Please set down all the lines beneath this one exactly, without the pictures.

------------------------------------------------------------

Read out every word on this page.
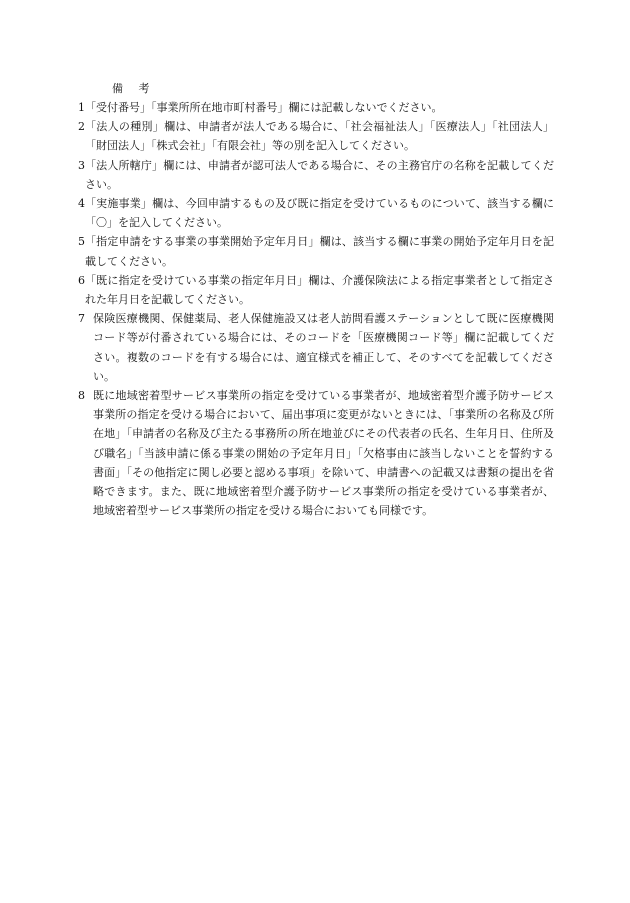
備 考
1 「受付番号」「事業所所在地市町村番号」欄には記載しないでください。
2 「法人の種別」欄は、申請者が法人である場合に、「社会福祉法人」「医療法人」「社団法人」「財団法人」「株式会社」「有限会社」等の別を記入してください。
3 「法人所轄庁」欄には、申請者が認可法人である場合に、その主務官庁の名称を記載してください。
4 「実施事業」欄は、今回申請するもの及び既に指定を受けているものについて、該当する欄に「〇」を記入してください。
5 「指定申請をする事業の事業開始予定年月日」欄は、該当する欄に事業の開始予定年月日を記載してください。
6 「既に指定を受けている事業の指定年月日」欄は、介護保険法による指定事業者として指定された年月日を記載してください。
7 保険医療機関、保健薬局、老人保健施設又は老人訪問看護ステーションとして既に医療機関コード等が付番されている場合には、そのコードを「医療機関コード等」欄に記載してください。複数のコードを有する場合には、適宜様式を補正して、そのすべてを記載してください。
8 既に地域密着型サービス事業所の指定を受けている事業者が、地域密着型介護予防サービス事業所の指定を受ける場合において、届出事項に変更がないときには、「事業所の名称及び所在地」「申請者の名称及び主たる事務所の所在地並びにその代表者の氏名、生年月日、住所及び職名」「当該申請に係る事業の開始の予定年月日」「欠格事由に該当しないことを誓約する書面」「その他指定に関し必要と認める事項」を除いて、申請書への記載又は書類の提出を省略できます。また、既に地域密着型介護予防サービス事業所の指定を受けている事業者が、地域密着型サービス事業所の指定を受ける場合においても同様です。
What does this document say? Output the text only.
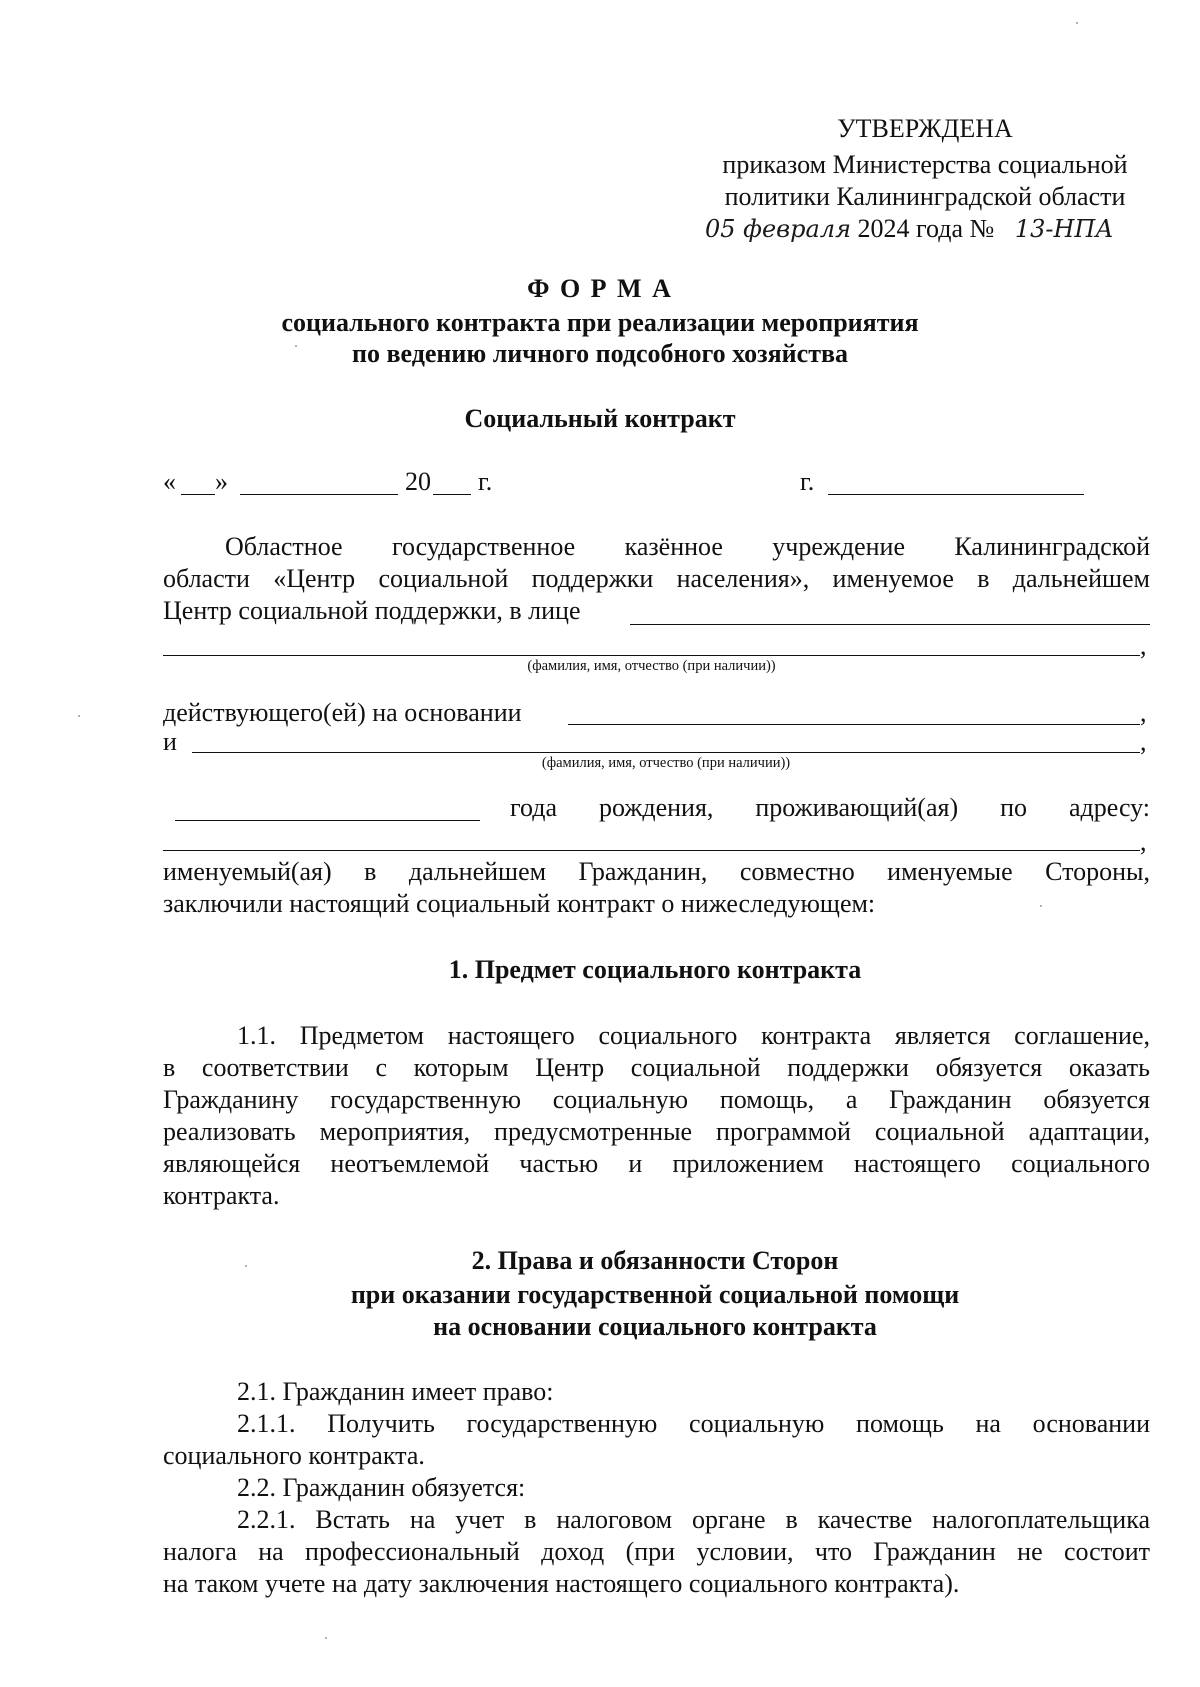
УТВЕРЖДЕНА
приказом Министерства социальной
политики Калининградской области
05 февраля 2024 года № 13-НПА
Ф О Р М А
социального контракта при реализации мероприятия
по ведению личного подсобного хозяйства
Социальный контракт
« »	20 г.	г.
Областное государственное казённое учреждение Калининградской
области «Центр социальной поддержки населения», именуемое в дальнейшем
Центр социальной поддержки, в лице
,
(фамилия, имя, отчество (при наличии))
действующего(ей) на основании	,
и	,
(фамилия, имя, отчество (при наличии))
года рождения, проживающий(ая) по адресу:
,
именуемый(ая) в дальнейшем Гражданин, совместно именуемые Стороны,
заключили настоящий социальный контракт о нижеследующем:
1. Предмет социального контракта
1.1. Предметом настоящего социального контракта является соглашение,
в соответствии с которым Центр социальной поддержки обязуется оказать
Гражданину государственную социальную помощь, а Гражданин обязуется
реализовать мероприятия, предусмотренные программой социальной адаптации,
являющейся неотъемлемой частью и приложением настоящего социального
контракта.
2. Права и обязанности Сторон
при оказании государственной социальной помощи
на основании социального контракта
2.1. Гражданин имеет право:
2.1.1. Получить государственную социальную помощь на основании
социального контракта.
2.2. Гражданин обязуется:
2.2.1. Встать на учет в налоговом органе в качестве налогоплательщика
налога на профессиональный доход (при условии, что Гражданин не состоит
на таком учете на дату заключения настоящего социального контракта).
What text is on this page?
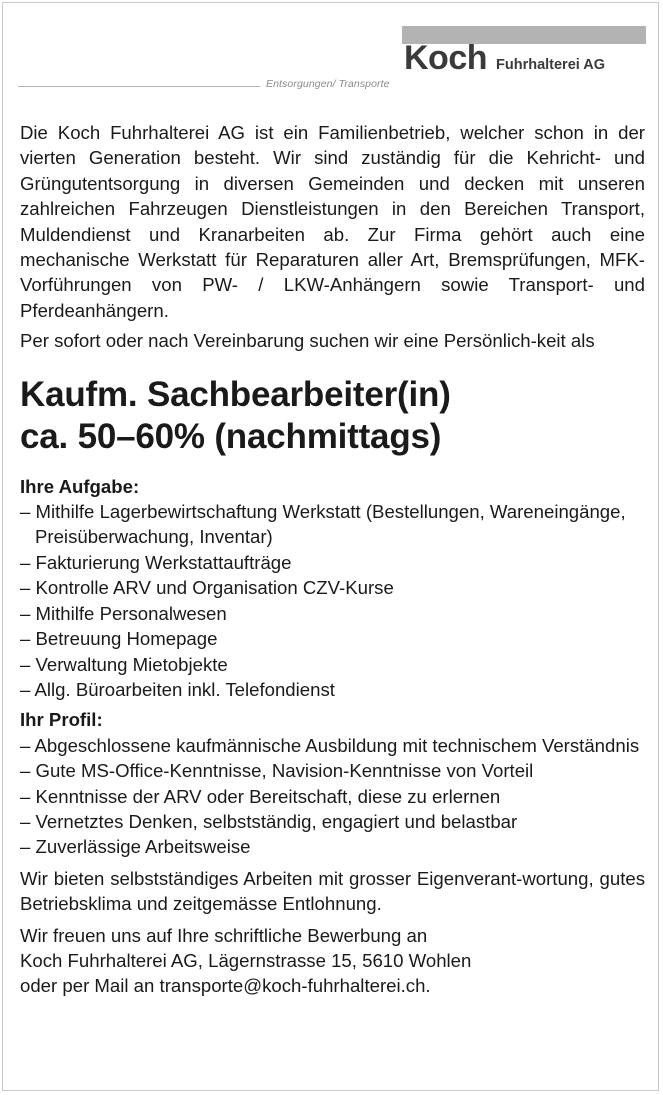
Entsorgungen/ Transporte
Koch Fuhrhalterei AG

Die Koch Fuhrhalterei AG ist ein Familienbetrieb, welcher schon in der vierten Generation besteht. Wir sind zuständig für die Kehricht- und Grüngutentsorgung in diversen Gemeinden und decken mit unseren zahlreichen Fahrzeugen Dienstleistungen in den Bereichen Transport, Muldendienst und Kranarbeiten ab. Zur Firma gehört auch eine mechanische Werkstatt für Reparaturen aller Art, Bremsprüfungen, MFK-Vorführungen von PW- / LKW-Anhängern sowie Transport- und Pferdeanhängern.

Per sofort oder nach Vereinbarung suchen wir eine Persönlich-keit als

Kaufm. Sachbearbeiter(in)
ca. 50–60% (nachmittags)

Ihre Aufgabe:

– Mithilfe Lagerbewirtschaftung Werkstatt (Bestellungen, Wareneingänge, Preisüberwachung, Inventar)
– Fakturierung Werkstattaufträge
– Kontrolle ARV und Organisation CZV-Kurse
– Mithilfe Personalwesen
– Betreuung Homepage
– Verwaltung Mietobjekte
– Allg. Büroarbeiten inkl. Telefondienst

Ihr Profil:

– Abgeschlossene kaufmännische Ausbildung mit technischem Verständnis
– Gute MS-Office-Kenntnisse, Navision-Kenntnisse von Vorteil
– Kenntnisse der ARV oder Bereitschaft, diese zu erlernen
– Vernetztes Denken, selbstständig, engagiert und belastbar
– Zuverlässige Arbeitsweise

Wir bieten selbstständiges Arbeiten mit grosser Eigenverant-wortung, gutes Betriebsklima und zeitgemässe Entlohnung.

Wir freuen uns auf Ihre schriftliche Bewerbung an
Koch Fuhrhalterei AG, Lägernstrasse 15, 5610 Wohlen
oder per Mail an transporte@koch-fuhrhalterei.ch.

------------------------------------------------------------

**FULL OUTPUT**
Read out every word on this page.
備 考
1 「受付番号」「事業所所在地市町村番号」欄には記載しないでください。
2 「法人の種別」欄は、申請者が法人である場合に、「社会福祉法人」「医療法人」「社団法人」「財団法人」「株式会社」「有限会社」等の別を記入してください。
3 「法人所轄庁」欄には、申請者が認可法人である場合に、その主務官庁の名称を記載してください。
4 「実施事業」欄は、今回申請するもの及び既に指定を受けているものについて、該当する欄に「〇」を記入してください。
5 「指定申請をする事業の事業開始予定年月日」欄は、該当する欄に事業の開始予定年月日を記載してください。
6 「既に指定を受けている事業の指定年月日」欄は、介護保険法による指定事業者として指定された年月日を記載してください。
7 保険医療機関、保健薬局、老人保健施設又は老人訪問看護ステーションとして既に医療機関コード等が付番されている場合には、そのコードを「医療機関コード等」欄に記載してください。複数のコードを有する場合には、適宜様式を補正して、そのすべてを記載してください。
8 既に地域密着型サービス事業所の指定を受けている事業者が、地域密着型介護予防サービス事業所の指定を受ける場合において、届出事項に変更がないときには、「事業所の名称及び所在地」「申請者の名称及び主たる事務所の所在地並びにその代表者の氏名、生年月日、住所及び職名」「当該申請に係る事業の開始の予定年月日」「欠格事由に該当しないことを誓約する書面」「その他指定に関し必要と認める事項」を除いて、申請書への記載又は書類の提出を省略できます。また、既に地域密着型介護予防サービス事業所の指定を受けている事業者が、地域密着型サービス事業所の指定を受ける場合においても同様です。
What does this document say? Output the text only.
УТВЕРЖДЕНА
приказом Министерства социальной
политики Калининградской области
05 февраля 2024 года № 13-НПА
Ф О Р М А
социального контракта при реализации мероприятия
по ведению личного подсобного хозяйства
Социальный контракт
« »	20 г.	г.
Областное государственное казённое учреждение Калининградской
области «Центр социальной поддержки населения», именуемое в дальнейшем
Центр социальной поддержки, в лице
,
(фамилия, имя, отчество (при наличии))
действующего(ей) на основании	,
и	,
(фамилия, имя, отчество (при наличии))
года рождения, проживающий(ая) по адресу:
,
именуемый(ая) в дальнейшем Гражданин, совместно именуемые Стороны,
заключили настоящий социальный контракт о нижеследующем:
1. Предмет социального контракта
1.1. Предметом настоящего социального контракта является соглашение,
в соответствии с которым Центр социальной поддержки обязуется оказать
Гражданину государственную социальную помощь, а Гражданин обязуется
реализовать мероприятия, предусмотренные программой социальной адаптации,
являющейся неотъемлемой частью и приложением настоящего социального
контракта.
2. Права и обязанности Сторон
при оказании государственной социальной помощи
на основании социального контракта
2.1. Гражданин имеет право:
2.1.1. Получить государственную социальную помощь на основании
социального контракта.
2.2. Гражданин обязуется:
2.2.1. Встать на учет в налоговом органе в качестве налогоплательщика
налога на профессиональный доход (при условии, что Гражданин не состоит
на таком учете на дату заключения настоящего социального контракта).
What text is on this page?
Entsorgungen/ Transporte
Koch Fuhrhalterei AG

Die Koch Fuhrhalterei AG ist ein Familienbetrieb, welcher schon in der vierten Generation besteht. Wir sind zuständig für die Kehricht- und Grüngutentsorgung in diversen Gemeinden und decken mit unseren zahlreichen Fahrzeugen Dienstleistungen in den Bereichen Transport, Muldendienst und Kranarbeiten ab. Zur Firma gehört auch eine mechanische Werkstatt für Reparaturen aller Art, Bremsprüfungen, MFK-Vorführungen von PW- / LKW-Anhängern sowie Transport- und Pferdeanhängern.

Per sofort oder nach Vereinbarung suchen wir eine Persönlich-keit als

Kaufm. Sachbearbeiter(in)
ca. 50–60% (nachmittags)

Ihre Aufgabe:

– Mithilfe Lagerbewirtschaftung Werkstatt (Bestellungen, Wareneingänge, Preisüberwachung, Inventar)
– Fakturierung Werkstattaufträge
– Kontrolle ARV und Organisation CZV-Kurse
– Mithilfe Personalwesen
– Betreuung Homepage
– Verwaltung Mietobjekte
– Allg. Büroarbeiten inkl. Telefondienst

Ihr Profil:

– Abgeschlossene kaufmännische Ausbildung mit technischem Verständnis
– Gute MS-Office-Kenntnisse, Navision-Kenntnisse von Vorteil
– Kenntnisse der ARV oder Bereitschaft, diese zu erlernen
– Vernetztes Denken, selbstständig, engagiert und belastbar
– Zuverlässige Arbeitsweise

Wir bieten selbstständiges Arbeiten mit grosser Eigenverant-wortung, gutes Betriebsklima und zeitgemässe Entlohnung.

Wir freuen uns auf Ihre schriftliche Bewerbung an
Koch Fuhrhalterei AG, Lägernstrasse 15, 5610 Wohlen
oder per Mail an transporte@koch-fuhrhalterei.ch.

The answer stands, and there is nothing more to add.